* **WHAT IS REQUIRED**: Find out how many lines of the material contain the string "прекращении" and give only that figure.

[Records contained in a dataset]
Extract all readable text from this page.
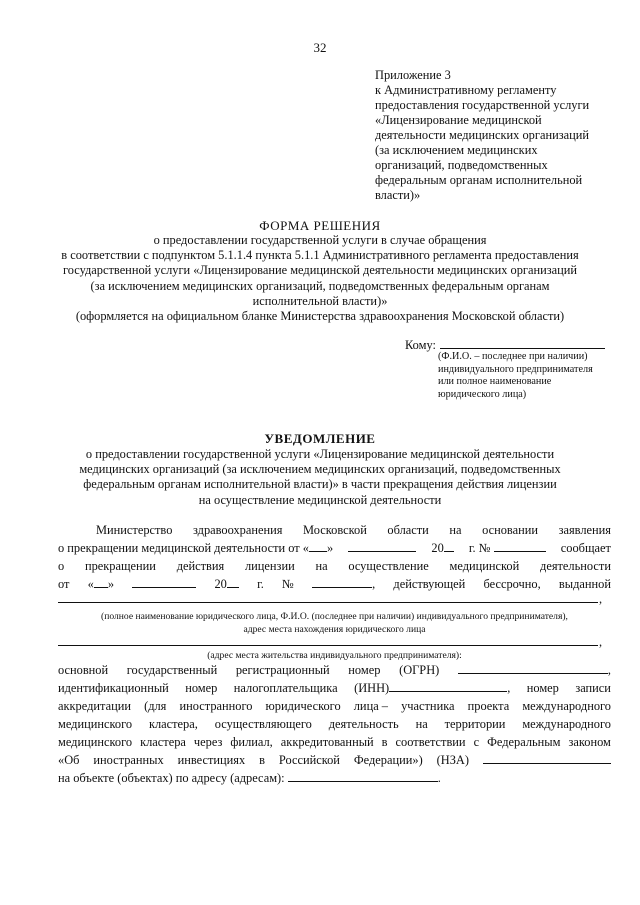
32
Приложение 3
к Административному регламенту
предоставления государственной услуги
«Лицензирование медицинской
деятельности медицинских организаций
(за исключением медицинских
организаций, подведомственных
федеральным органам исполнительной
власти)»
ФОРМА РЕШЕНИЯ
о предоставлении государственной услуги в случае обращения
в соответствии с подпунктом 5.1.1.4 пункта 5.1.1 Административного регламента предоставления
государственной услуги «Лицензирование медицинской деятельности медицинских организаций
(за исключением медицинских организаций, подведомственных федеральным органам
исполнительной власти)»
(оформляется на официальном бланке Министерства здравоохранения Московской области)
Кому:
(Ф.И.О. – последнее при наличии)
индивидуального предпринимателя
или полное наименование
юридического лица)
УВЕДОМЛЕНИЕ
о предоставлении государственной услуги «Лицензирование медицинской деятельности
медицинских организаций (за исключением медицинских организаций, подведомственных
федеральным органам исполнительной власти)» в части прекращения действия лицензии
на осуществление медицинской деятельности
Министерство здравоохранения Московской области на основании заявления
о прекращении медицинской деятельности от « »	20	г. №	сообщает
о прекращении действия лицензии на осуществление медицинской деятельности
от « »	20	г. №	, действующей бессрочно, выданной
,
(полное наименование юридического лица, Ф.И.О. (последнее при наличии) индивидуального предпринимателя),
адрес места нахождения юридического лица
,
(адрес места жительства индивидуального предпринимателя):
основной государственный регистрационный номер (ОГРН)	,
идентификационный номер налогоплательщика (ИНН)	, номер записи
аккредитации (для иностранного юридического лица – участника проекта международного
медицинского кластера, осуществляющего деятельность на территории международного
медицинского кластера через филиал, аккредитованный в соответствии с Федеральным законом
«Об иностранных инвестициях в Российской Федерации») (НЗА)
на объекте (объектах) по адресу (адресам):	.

---

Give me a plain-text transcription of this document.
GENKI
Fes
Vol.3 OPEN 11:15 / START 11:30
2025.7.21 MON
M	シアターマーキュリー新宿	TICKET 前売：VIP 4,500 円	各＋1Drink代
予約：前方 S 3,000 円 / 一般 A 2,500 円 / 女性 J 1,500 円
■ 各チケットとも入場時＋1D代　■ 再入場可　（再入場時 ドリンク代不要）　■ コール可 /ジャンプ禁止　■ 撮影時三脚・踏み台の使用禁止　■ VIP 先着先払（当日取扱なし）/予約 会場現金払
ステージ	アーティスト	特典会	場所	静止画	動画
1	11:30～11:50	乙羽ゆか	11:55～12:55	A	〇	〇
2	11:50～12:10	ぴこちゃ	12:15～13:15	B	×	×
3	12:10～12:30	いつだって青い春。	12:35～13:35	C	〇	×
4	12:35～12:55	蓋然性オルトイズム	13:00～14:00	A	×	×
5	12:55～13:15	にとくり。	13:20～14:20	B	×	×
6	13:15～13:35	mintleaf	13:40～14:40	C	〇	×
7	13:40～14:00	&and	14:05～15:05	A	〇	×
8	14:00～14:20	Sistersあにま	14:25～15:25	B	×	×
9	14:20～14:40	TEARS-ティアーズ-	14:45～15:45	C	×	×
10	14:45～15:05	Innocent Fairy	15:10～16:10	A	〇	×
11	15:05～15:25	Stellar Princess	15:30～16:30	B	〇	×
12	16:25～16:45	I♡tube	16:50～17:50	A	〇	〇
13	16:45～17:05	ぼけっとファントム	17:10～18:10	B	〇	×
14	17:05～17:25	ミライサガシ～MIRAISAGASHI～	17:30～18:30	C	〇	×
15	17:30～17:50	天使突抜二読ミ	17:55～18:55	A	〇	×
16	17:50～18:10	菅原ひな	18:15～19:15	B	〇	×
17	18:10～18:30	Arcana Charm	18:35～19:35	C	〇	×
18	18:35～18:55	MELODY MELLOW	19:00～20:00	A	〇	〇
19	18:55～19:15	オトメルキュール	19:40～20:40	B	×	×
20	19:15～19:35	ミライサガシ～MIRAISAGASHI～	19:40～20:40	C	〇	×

* **FULL RESPONSE**: 2